** Start of TEXT PROVIDED **

# hoyt alpha max paper tune problems?



## mark jaconelli (Mar 19, 2009)

i m trying to paper tune my alpha max and i keep getting a left tear. the center shot is lined up properly and i put baby talc on my drop rest and riser and i get good fletch clearance. the manual says the arrow should be just outside centershot or dead even with it for a proper tune. was wondering if this would help. any help would be great,,,,,,,,,thanks mark


----------



## jamesbowman (Jan 29, 2006)

*Hoyt Alpha*

Check and see if you have any wheel lean especially the top cam- If you do you may have to serve your yoke and put a few twists in to get it straight


----------



## GCOD (Nov 24, 2006)

jamesbowman said:


> Check and see if you have any wheel lean especially the top cam- If you do you may have to serve your yoke and put a few twists in to get it straight


also could be a spine issue on the arrows


----------



## Cgreen5760 (Mar 19, 2009)

GCOD said:


> also could be a spine issue on the arrows


Sounds to me like a spine issue but you could try playing with the position of the string stopper or just removing it for paper tunning. Also make sure you have a clean consistent string release and you shoot your level on your sight not your pin. You could also check your cam timing


----------



## GCOD (Nov 24, 2006)

Cgreen5760 said:


> Sounds to me like a spine issue but you could try playing with the position of the string stopper or just removing it for paper tunning. Also make sure you have a clean consistent string release and you shoot your level on your sight not your pin. You could also check your cam timing


left /right tear could only be one of two things centershot or a spine issue cam timing will cause vertical tare problems


----------



## SonnyThomas (Sep 10, 2006)

More info please - draw weight, draw length, arrows, tip weight, etc.

I agree with timing creating vertical tear problems. Too many bow manufacturers have floating yokes to say a little cam or wheel lean causes left/right paper tears that can't be corrected - just today I paper checked a Hoyt with floating yoke that shot "bullet holes". I paper tuned a PSE, static yoke and wheel lean eliminated, a couple weeks ago at the owners request - I shot "bullet holes" with every try and he ripped paper something terrible. Grip and form are a major cause of side to side tears that just seem not to be able to correct.


----------



## mark jaconelli (Mar 19, 2009)

got it,,,,,,, ended up being a timing issue with my cams believe it or not. thanks for taking the time to reply,,,,, much appreciated


----------

** End of TEXT PROVIDED **
** Start of ENTRIES PROVIDED **

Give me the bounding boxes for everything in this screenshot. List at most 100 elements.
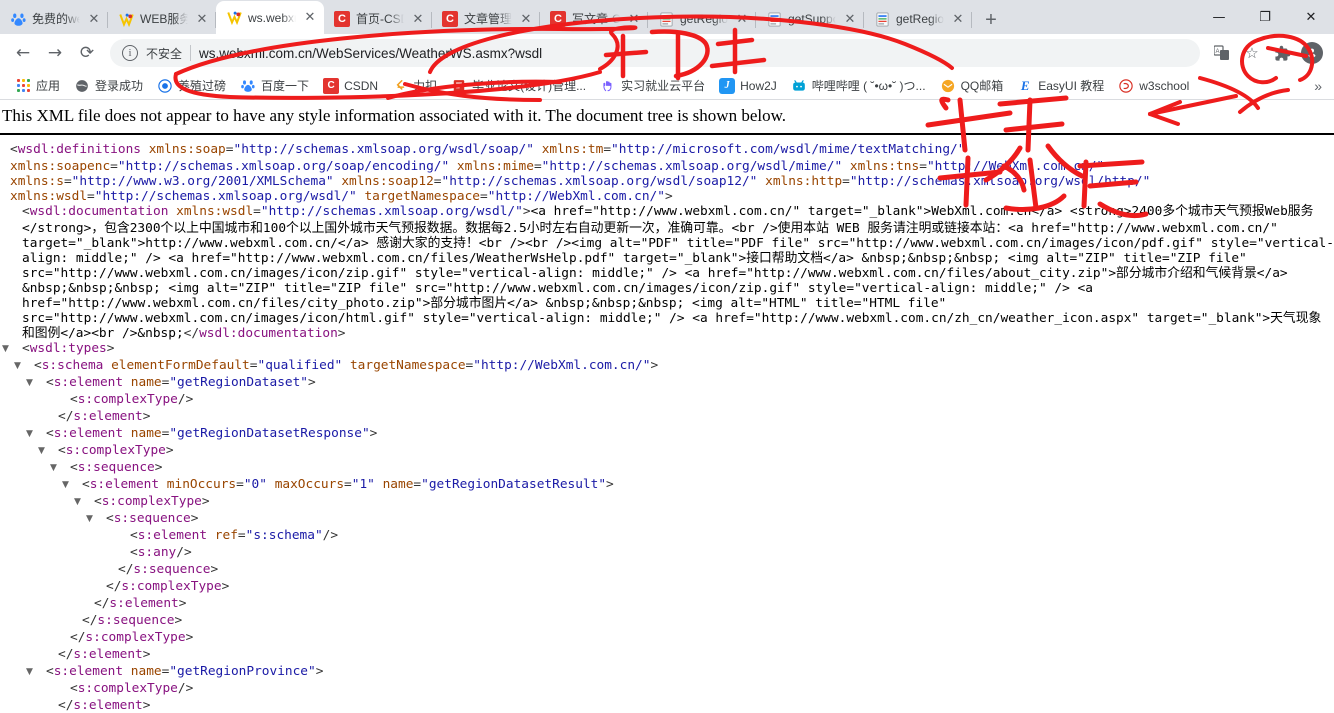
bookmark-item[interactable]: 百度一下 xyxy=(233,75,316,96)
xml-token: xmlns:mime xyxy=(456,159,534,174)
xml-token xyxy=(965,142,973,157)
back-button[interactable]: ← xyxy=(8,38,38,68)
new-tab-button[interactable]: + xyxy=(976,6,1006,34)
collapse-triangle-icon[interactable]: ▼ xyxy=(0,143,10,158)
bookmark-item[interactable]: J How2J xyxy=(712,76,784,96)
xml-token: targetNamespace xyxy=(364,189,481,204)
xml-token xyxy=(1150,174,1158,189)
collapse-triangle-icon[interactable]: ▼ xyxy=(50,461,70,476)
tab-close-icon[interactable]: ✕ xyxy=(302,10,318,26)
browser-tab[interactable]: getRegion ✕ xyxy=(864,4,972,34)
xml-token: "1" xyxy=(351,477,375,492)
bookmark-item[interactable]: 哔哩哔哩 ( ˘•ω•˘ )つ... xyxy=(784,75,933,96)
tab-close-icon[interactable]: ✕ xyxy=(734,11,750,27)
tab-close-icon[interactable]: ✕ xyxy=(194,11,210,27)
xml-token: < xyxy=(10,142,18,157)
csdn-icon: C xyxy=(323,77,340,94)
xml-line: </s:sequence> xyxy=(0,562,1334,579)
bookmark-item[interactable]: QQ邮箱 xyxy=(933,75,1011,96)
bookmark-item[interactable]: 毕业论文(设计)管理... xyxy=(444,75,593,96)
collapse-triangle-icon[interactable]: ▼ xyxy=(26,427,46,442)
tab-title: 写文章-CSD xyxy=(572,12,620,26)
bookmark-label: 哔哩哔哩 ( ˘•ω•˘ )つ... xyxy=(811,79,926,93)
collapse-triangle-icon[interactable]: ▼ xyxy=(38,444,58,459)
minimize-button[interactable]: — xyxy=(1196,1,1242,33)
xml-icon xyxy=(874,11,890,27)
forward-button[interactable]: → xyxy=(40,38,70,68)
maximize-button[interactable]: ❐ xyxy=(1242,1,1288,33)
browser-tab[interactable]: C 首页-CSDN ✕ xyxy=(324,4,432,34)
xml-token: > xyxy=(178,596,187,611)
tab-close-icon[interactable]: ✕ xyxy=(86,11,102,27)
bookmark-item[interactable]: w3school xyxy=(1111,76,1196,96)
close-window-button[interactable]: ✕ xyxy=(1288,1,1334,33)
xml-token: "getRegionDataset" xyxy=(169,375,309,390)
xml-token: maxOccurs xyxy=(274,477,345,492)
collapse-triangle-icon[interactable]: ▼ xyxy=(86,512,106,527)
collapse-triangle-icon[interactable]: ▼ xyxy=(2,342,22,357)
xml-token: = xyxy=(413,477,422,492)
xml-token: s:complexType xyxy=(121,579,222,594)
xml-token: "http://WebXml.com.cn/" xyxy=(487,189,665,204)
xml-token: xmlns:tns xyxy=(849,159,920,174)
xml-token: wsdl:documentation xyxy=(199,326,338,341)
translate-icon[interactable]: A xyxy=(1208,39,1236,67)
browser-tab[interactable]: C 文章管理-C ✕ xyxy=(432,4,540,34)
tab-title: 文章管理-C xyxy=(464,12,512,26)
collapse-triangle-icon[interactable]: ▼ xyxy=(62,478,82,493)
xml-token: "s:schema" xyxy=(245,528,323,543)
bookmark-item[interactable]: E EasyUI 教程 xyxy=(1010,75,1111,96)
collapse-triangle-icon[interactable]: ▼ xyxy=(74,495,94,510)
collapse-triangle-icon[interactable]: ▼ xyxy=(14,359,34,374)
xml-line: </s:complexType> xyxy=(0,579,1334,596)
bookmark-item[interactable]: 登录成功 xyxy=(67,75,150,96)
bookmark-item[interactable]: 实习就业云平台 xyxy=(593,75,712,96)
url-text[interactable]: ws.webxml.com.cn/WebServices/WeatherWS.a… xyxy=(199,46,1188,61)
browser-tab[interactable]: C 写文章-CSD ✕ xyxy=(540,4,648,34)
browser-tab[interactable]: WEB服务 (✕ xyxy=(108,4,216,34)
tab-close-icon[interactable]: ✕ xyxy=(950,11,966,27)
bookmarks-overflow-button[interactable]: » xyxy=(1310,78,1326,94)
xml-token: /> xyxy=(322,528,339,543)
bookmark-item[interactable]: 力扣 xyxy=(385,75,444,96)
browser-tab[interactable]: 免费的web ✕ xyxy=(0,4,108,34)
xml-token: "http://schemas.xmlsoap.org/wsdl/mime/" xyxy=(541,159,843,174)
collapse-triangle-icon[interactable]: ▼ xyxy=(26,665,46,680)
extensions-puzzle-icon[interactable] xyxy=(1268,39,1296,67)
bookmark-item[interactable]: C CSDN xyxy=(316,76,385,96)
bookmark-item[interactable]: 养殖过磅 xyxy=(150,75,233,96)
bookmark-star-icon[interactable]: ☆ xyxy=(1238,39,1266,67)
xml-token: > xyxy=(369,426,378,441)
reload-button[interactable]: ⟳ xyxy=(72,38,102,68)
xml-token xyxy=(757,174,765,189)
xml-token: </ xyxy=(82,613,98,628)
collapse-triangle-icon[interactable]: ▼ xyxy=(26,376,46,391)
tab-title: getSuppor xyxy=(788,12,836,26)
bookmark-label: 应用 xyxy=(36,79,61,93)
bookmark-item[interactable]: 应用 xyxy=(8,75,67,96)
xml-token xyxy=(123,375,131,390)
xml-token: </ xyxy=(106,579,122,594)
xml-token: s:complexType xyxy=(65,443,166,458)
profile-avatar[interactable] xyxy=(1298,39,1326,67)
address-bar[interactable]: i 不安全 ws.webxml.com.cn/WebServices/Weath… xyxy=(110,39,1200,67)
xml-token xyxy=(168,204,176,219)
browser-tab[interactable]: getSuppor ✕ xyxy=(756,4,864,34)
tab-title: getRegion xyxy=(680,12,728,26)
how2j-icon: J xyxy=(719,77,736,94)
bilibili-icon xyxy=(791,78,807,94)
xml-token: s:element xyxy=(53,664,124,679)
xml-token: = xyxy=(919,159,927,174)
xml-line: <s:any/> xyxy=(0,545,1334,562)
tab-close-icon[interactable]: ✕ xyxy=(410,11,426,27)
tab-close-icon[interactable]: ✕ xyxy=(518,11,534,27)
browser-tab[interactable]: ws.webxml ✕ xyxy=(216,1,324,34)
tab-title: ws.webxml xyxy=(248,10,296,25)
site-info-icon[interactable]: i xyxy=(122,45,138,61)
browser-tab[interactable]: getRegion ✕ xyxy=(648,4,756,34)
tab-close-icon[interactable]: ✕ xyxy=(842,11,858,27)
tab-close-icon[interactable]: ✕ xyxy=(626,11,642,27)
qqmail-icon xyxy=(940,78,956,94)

** End of ENTRIES PROVIDED **
** Start of ENTRIES PROVIDED **

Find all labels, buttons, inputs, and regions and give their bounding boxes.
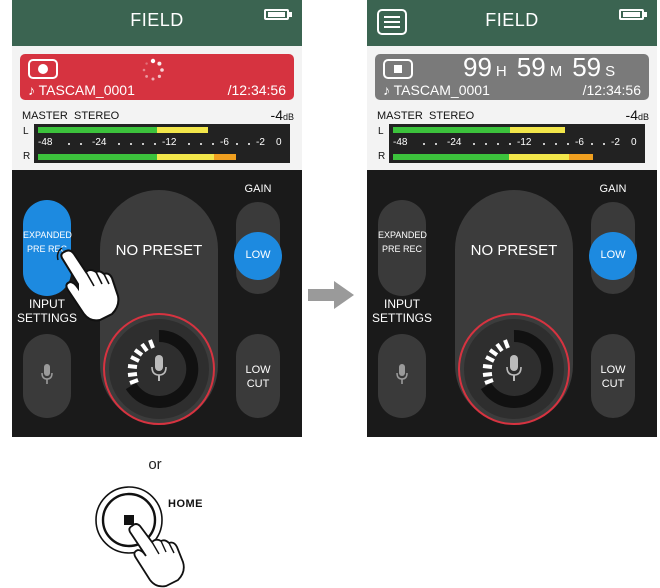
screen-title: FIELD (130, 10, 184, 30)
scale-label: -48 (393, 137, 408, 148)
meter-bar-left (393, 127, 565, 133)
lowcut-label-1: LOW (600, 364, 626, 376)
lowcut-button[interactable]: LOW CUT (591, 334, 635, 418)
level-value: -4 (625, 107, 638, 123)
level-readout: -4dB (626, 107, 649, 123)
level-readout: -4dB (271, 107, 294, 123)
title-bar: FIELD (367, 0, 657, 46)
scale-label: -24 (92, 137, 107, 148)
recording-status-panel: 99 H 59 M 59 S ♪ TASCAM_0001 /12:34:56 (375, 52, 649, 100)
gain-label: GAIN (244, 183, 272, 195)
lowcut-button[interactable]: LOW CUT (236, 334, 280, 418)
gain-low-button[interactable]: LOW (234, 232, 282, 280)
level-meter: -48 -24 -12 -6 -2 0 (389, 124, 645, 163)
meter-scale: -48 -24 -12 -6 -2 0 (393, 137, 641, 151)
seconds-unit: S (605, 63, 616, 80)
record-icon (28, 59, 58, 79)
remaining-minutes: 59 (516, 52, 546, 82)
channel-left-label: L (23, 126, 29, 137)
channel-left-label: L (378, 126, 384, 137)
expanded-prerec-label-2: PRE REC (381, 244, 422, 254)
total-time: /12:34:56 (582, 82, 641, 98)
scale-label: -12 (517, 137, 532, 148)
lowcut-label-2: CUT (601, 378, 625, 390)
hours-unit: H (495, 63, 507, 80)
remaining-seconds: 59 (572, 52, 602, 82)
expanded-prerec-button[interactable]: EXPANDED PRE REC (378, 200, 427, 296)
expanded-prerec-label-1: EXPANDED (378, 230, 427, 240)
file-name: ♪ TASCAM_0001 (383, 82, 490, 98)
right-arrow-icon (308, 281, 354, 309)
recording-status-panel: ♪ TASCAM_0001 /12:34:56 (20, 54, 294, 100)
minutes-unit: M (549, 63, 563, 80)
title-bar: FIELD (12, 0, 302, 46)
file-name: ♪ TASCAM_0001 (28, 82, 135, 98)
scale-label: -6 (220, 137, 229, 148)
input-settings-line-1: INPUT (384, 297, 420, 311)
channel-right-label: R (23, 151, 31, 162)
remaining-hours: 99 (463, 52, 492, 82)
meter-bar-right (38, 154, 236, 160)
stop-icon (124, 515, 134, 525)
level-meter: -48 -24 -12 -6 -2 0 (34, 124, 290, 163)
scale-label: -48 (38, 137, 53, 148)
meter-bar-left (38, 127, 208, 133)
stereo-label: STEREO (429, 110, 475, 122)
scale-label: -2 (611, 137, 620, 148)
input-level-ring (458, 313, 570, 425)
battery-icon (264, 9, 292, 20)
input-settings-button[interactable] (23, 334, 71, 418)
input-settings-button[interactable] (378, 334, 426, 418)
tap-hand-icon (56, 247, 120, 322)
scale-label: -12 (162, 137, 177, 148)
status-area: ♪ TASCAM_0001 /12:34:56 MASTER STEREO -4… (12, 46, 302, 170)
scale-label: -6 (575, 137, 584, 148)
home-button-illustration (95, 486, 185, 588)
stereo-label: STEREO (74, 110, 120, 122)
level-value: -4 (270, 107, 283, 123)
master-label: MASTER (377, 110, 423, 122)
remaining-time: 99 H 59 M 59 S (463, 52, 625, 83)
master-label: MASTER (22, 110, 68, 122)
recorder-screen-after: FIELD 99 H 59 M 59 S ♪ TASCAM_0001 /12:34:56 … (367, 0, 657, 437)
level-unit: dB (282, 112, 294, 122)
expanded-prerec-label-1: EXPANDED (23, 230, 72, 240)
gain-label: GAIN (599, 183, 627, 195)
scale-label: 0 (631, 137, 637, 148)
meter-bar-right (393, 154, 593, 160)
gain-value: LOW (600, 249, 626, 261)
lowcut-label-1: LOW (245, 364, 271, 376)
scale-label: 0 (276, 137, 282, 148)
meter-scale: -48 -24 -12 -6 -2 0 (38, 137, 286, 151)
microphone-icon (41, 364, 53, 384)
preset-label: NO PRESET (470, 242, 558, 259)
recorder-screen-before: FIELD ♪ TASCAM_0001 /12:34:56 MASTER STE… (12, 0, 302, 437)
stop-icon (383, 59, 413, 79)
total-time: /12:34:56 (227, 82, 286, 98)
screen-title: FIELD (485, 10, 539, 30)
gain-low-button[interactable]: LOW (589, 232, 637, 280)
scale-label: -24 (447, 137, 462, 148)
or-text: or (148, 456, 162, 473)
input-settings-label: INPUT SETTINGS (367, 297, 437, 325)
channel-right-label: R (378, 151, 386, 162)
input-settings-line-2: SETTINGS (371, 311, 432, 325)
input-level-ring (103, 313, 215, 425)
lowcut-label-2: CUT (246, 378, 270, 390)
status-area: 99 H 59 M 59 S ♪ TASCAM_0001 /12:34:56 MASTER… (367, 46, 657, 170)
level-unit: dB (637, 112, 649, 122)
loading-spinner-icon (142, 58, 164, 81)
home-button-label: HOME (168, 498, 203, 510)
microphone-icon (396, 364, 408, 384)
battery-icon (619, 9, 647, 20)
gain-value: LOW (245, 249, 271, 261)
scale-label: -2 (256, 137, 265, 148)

** End of ENTRIES PROVIDED **
** Start of ENTRIES PROVIDED **

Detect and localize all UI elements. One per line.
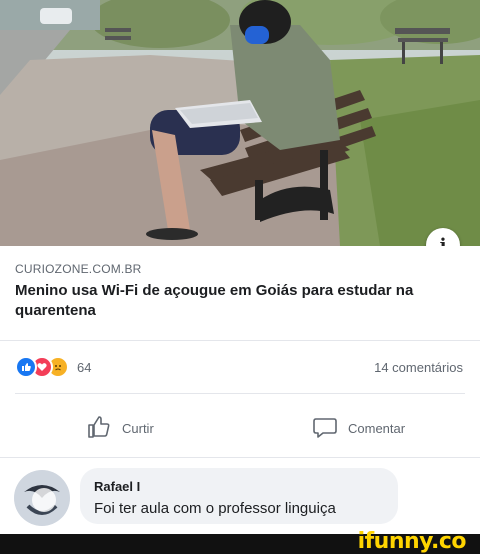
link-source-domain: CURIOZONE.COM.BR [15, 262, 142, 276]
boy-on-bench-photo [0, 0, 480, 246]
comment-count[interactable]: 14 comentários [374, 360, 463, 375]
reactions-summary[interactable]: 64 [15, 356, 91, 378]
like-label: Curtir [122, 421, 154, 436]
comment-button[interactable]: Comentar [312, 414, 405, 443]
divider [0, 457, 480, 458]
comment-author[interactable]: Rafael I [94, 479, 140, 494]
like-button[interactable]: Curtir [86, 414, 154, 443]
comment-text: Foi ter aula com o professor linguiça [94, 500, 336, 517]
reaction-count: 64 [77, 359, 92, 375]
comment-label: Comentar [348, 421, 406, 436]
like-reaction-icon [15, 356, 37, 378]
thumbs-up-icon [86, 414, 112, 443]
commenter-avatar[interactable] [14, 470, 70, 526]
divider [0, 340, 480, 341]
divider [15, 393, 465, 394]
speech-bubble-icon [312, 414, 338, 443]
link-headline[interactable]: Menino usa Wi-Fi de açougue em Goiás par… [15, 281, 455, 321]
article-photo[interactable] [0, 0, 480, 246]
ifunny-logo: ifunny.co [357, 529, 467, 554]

** End of ENTRIES PROVIDED **

§ **EXERCISE**
In the forum thread about paper tuning a Hoyt Alpha Max, what reason does SonnyThomas give for naming grip and form as a major cause of side-to-side tears?

§ **FULL RESPONSE**
A couple of weeks earlier he had paper tuned a PSE with a static yoke and the wheel lean removed. He shot "bullet holes" on every try, while the owner ripped the paper badly with the same bow.